## [EXERCISES TO COMPLETE]
a) The text on Sara Dariat says she was probably the first female APAD member to receive a solo exhibition. In one to three sentences, explain why the text considers this likely.
b) Answer these questions using the text on Sara Dariat, one answer per line:
(i) Where and on what dates was her first solo exhibition held?
(ii) About how many artworks had she sold before becoming a full-time artist?
(iii) Which male members of APAD had solo exhibitions that opened in 1976?
c) Continue the text on Sara Dariat's batik career from its last sentence.

She presented her batik painting, Terangbulan (Moonlight) [Figure 2], which was praised for skilfully depicting movements in visual forms. In this work, a kampung (village) house stood on stilts by a riverbed. Three small boats rested at the bottom-right of the frame. Using vertical lines parallel to the stilts holding the kampung house, Sara directed the audience’s gaze to a luminescent moon at the top-right of the frame. The consistency of the lines she used to move the viewer’s eyes from stilts to the moon, and then back down as they separated to portray glints of moonlight reflected on the calm water surface, harmonised the image. This movement of the gaze from stilts to moon, and then back down to elements below the kampung, encouraged the viewer to take in the entire composition in all its features. The confident engagement of the gaze, captured by the placement of vertical lines and organised mass of splashes, demonstrated Sara’s skilled wax-resist dye technique. The presence and absence of the ink and wax was cleverly used to generate a seamless optical movement. This work, her first to be exhibited, cemented her reputation as a talented batik painter who the art scene of the time should be watching.

[Figure 2] Maisara (Sara) Dariat. Terangbulan. 1974. Batik. Size unknown. Image credit: Abdul Ghani Hamid, Pameran, Published by Angkatan Pelukis Aneka Daya (Association of Artists of Various Resources, APAD), Pg. 64.

Sara Dariat achieved a significant milestone in her artistic career with her first solo exhibition at the National Library’s Auditorium from 5 to 8 November 1974. She was probably the first female member of APAD to receive a solo exhibition, as there are no other records of solo exhibitions by female members of APAD. 

Through a display of over forty works, Sara introduced a new abstract-style of painting in her work [Figure 3]. A more effective sense of optical movement was achieved by applying her signature lines and circles.28 Unlike Rohani Ismail who had difficulties selling her work, Sara Dariat had sold about 30 artworks even before she embarked on her career as a full-time artist.29 It was clear that Sara’s art making experience was different from  Hamidah and Rohani’s and seemed to parallel with the growing socio-political movement of women’s liberation.

[Figure 3] Sara with her work for her solo exhibition. Image credit: Image credit: Abdul Ghani Hamid, Pameran, Published by Angkatan Pelukis Aneka Daya (Association of Artists of Various Resources, APAD), Pg. 87.

Despite her very best efforts in art making, there were no further records of Sara’s activities beyond 1975. Why did her success not sustain her artistic career and her position within the local art ecosystem? What happened to Sara and her artistic practices in the late 1970s?

An analysis of APAD’s exhibition activities through the late 1970s showed the society’s focus shifted towards promoting solo exhibitions by their male members. They showcased S Mohdir, Bakar Banafek, Effendi and another batik artist, Jaafar Latiff, all exhibitions opened in 1976. It was possible that this affected Sara’s artistic development. Further research must be conducted to examine Sara’s artistic activities within the society from the late 1970s to fully understand the conditions that affected her art making and exhibiting, which seemed to have gone into a premature decline, despite the momentum gained in the early 1970s. It was also notable to observe that leading to the 1980s, the emergence of Social Realism in art due to tensions arising from decolonialisation movements may also be the driving focus amongst artists and audiences alike during the time.

Region boundary data
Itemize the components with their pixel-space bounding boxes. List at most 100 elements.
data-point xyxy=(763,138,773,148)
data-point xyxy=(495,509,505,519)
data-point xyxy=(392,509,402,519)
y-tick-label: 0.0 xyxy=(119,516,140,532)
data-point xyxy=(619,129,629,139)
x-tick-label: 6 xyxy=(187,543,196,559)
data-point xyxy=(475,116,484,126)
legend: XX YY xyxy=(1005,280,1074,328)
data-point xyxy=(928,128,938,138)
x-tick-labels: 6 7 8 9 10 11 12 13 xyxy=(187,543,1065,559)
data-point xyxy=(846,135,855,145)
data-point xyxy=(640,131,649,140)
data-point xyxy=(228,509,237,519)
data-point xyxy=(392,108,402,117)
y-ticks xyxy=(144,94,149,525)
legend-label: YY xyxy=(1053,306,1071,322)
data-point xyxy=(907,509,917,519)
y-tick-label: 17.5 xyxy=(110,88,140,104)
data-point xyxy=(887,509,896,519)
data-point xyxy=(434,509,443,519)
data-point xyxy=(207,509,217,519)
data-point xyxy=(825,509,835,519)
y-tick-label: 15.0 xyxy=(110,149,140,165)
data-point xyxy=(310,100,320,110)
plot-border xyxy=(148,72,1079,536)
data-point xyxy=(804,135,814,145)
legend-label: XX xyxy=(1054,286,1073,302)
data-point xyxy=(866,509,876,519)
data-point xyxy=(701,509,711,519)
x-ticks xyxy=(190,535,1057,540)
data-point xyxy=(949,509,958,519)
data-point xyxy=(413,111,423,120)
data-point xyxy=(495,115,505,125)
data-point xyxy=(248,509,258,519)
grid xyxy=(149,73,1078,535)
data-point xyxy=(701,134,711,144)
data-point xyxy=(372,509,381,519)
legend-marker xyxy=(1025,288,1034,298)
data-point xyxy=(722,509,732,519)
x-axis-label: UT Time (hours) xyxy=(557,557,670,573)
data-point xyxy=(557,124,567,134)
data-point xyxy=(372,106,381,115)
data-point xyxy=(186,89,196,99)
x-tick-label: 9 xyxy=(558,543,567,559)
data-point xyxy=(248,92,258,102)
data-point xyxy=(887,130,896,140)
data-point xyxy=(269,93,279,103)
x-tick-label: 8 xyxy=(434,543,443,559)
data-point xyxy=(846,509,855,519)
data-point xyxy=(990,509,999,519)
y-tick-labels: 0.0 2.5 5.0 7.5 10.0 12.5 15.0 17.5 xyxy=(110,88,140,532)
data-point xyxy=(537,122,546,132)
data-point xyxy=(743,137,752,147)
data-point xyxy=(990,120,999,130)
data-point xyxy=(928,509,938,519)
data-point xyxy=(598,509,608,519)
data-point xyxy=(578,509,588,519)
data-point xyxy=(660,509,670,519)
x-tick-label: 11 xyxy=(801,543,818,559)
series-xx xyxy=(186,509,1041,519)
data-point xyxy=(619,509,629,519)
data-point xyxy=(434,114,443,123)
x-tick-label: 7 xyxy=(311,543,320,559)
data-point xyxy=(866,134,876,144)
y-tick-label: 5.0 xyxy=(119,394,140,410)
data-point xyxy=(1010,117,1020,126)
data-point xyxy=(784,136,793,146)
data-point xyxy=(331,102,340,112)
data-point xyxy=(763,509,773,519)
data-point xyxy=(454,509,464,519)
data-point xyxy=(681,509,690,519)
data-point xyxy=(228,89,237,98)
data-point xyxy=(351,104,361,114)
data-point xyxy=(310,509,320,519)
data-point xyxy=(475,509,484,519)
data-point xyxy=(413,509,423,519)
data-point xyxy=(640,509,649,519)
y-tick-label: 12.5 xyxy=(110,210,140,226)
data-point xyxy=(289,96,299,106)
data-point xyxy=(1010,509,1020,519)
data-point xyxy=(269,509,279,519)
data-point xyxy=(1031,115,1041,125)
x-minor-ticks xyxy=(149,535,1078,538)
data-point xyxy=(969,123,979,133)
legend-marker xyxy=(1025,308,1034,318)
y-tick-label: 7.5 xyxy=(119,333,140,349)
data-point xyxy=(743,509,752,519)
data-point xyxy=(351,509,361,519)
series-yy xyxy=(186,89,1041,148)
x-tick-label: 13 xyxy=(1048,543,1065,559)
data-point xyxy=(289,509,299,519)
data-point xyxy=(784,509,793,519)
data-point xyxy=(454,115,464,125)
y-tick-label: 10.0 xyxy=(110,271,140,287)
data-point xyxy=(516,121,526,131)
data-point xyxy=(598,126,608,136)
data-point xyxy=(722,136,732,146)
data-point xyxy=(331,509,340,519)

## [ANSWERS BELOW]
a) The text considers it likely because there are no other records of solo exhibitions by female members of APAD.

b)
(i) At the National Library's Auditorium, from 5 to 8 November 1974.
(ii) About 30.
(iii) S Mohdir, Bakar Banafek, Effendi and Jaafar Latiff.

c)
Another prominent female member of APAD who actively participated in the society’s exhibitions throughout the late 1980s to 1990s was Rosma Mahyuddin Guha. Born in 1932, in Padang, on the island of Sumatra, her activities as an artist were largely through opportunities offered to her by the art societies she was affiliated with. She is a watercolour artist and a member of the Singapore Watercolour Society, Singapore Art Society and APAD. At 88 years old, she is no longer active as an artist, largely because she is in poor health.30

[Figure 4] Rosma Mahyuddin Guha. Array of Orchids. 1997. Watercolour. Size unknown. Image credit: Singapore Fine Arts Index, published by Nanyang Academy of Fine Arts and Raffles Fine Arts Auctioneers Pte Ltd, 1998, Pg. 87.  [Figure 5] Rosma Mahyuddin Guha. Pak Tani. 1997. Watercolour. Size unknown. Image credit: Singapore Fine Arts Index, published by Nanyang Academy of Fine Arts and Raffles Fine Arts Auctioneers Pte Ltd, 1998, Pg. 87.

Rosma was most active in the exhibition circuit during the late 1980s through the 1990s. Her participation in shows organised by APAD, Shell Art Exhibition, Singapore Art Society and Singapore Watercolour Society had given her significant recognition as a professional artist by the public media and art institutions, putting her in the same league as contemporaries such as Abdul Ghani Hamid, Jaafar Latiff and Ong Chye Cho.31 

Like other watercolour artists of her generation, such as Ong Kim Seng, and the more senior Lim Cheng Hoe, Rosma is a self-taught artist. She started drawing when she was four years old, and at that time, she was already living in Singapore, in her Kembangan home. She did not receive formal art training at NAFA, the only tertiary art institution when she was a young adult in the early 1950s.32 However, she did join the YMCA Art Club and the British Council during this time to pursue her interest in art as a hobby.33 She only started to pursue art actively as a professional artist in the 1980s, after she retired from her job as a social welfare officer.34 

She was most active in the late 1980s, when her reputation as an artist gave her the opportunity to write simple art tutorials in an art column in The Straits Times newspaper.35 In December 1989 and June 1991, she participated in Discovery Art Exhibitions organised by Shell Art Exhibition; the catalogue described her as skilful in painting orchids, ‘with great efficiency and delicacy using the watercolour technique.’36

Rosma Guha’s last public appearance as a visual artist was in APAD’s exhibition, Our Pioneer Artists: Malay Visual Art Practices from Post-War Period in 2013. Despite her contributions to the local art scene and meeting the selection criteria which informed both Bridget Tracy Tan’s Women Artists in Singapore (2011) and National Arts Council’s Singapore’s Visual Artist (2016), Rosma Guha was still excluded from these projects.

Apart from local newspaper reports, there has been little research and writing conducted on Rosma Guha’s work and practice despite her prolific work from the 1980s to the 2010s. Was it also possible that Rosma Guha’s exclusion was abetted by the very system that supported her artistic endeavours? This perception was drawn from the fact that the institutions of art themselves, including in Singapore, were deeply gendered.37 In contemporary art, works that addressed critical socio-political events or engaged critically with historical references appear to be at the foreground of the art historical writings and discourse. Therefore, it may also be possible that Rosma Guha’s work was overlooked based on the subject matter of her paintings alone.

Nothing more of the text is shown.